Begin with the line containing "What does this" and copy each line exactly through the last line of the entries, inclusive.

- Collected data entries:
--- Begin ---

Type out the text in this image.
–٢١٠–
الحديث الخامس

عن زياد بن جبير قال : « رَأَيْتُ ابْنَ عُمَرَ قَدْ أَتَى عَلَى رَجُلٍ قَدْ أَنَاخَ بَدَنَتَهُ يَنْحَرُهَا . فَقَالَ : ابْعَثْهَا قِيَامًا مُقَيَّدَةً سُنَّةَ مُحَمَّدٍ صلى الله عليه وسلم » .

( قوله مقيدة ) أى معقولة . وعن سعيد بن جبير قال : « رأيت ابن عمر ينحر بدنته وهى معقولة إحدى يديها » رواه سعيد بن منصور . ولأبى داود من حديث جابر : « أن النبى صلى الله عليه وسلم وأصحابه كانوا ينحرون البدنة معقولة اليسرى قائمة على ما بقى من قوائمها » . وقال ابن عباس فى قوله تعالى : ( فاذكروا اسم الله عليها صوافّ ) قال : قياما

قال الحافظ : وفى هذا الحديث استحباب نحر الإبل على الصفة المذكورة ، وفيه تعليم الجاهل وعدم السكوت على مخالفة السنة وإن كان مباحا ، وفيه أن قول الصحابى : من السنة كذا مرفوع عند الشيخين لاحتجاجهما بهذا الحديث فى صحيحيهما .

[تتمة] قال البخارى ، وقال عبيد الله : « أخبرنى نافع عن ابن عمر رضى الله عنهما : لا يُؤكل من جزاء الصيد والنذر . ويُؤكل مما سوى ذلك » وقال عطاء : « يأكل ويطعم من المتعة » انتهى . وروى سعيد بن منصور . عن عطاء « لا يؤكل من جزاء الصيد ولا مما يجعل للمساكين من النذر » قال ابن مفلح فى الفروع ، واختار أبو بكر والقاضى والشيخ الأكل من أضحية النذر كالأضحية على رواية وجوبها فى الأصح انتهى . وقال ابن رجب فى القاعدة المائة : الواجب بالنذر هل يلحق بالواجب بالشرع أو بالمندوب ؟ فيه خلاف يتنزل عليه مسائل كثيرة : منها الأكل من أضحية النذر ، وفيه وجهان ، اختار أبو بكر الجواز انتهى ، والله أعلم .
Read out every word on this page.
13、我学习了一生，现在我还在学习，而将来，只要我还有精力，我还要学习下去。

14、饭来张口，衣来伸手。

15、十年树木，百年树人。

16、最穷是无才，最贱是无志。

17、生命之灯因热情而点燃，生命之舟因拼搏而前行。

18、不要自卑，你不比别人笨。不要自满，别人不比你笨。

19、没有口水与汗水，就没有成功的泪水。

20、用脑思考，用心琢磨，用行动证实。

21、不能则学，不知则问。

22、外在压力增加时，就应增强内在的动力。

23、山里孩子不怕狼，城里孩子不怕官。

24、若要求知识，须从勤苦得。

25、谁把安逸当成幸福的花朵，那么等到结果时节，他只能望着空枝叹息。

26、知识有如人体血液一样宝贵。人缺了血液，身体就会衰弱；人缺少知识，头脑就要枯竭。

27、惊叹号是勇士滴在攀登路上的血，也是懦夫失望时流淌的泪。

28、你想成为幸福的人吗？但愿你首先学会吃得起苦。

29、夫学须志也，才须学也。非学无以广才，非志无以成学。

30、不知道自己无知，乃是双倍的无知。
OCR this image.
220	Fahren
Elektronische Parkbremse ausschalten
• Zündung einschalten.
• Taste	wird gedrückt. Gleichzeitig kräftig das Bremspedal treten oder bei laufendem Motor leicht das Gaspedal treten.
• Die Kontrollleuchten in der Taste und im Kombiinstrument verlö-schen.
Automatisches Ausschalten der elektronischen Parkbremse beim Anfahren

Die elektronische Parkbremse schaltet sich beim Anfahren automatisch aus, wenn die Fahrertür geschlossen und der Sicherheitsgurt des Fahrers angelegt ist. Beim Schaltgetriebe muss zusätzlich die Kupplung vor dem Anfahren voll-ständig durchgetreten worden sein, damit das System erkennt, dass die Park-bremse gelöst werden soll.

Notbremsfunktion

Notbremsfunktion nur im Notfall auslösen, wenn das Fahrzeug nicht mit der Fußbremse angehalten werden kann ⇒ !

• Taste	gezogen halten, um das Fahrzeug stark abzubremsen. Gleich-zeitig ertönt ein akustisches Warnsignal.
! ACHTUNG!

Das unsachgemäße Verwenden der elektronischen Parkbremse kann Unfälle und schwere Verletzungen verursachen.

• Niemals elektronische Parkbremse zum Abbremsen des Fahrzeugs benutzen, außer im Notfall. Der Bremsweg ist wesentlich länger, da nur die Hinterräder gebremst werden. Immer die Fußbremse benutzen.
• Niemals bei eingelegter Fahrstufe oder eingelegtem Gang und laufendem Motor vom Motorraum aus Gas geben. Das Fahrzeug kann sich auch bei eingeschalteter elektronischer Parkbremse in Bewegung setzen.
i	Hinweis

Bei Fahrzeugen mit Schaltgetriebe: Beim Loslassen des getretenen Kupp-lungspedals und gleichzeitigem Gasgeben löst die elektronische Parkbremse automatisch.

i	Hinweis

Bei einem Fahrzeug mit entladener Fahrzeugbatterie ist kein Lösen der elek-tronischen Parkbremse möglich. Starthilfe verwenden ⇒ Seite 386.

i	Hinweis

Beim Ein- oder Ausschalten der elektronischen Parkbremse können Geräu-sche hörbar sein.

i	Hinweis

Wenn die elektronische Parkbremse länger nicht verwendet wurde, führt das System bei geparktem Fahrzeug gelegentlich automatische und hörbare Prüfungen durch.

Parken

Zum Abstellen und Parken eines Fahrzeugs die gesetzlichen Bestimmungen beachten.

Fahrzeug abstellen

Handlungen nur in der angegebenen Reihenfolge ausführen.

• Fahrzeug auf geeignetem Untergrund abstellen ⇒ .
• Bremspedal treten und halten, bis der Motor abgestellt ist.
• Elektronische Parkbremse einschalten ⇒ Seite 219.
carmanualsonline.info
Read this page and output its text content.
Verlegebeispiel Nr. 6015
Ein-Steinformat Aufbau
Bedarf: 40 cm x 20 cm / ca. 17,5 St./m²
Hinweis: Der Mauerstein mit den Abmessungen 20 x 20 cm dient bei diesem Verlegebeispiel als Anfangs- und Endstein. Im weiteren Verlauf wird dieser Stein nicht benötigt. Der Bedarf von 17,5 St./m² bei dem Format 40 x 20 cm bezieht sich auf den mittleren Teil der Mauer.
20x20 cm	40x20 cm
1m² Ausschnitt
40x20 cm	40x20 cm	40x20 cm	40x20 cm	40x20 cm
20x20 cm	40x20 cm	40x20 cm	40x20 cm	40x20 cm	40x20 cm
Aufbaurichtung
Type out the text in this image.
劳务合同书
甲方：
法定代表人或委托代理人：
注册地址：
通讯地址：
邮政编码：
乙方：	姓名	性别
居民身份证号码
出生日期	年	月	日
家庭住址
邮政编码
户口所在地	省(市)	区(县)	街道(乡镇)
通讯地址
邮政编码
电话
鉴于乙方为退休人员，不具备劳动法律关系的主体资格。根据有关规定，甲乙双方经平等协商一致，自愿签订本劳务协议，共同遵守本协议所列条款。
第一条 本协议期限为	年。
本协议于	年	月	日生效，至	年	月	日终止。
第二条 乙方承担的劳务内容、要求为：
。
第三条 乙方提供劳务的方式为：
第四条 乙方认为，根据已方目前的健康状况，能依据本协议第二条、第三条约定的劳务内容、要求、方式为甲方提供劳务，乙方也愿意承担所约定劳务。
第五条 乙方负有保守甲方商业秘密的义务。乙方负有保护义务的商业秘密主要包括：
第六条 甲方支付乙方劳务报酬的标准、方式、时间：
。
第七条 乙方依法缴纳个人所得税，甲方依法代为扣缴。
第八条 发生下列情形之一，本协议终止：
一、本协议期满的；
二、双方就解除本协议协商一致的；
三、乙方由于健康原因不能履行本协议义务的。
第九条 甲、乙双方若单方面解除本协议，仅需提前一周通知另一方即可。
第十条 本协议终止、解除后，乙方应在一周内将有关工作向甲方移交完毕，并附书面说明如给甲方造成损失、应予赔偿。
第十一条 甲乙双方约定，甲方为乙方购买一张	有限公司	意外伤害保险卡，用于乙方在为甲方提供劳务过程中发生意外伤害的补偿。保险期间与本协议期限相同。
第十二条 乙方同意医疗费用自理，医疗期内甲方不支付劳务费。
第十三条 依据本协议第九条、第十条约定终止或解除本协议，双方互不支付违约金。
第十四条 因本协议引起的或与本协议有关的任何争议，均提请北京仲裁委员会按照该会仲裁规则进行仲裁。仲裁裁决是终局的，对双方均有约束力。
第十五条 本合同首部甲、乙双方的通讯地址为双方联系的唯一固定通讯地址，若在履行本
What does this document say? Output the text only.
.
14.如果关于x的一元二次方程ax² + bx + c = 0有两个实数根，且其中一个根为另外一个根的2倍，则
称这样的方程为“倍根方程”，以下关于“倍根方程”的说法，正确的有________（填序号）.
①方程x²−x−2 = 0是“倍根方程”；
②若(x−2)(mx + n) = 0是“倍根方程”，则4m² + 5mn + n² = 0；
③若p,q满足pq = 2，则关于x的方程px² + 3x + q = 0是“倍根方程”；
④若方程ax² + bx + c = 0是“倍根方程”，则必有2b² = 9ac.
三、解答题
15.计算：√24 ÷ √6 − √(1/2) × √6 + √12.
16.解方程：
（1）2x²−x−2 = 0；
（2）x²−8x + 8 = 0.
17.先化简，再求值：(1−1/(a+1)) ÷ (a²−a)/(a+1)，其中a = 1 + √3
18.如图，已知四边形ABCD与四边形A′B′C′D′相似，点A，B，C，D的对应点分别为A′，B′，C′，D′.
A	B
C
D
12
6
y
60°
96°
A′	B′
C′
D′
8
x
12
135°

--- End ---

- Reply:
What does this document say? Output the text only.
.
14.如果关于x的一元二次方程ax² + bx + c = 0有两个实数根，且其中一个根为另外一个根的2倍，则
称这样的方程为“倍根方程”，以下关于“倍根方程”的说法，正确的有________（填序号）.
①方程x²−x−2 = 0是“倍根方程”；
②若(x−2)(mx + n) = 0是“倍根方程”，则4m² + 5mn + n² = 0；
③若p,q满足pq = 2，则关于x的方程px² + 3x + q = 0是“倍根方程”；
④若方程ax² + bx + c = 0是“倍根方程”，则必有2b² = 9ac.
三、解答题
15.计算：√24 ÷ √6 − √(1/2) × √6 + √12.
16.解方程：
（1）2x²−x−2 = 0；
（2）x²−8x + 8 = 0.
17.先化简，再求值：(1−1/(a+1)) ÷ (a²−a)/(a+1)，其中a = 1 + √3
18.如图，已知四边形ABCD与四边形A′B′C′D′相似，点A，B，C，D的对应点分别为A′，B′，C′，D′.
A	B
C
D
12
6
y
60°
96°
A′	B′
C′
D′
8
x
12
135°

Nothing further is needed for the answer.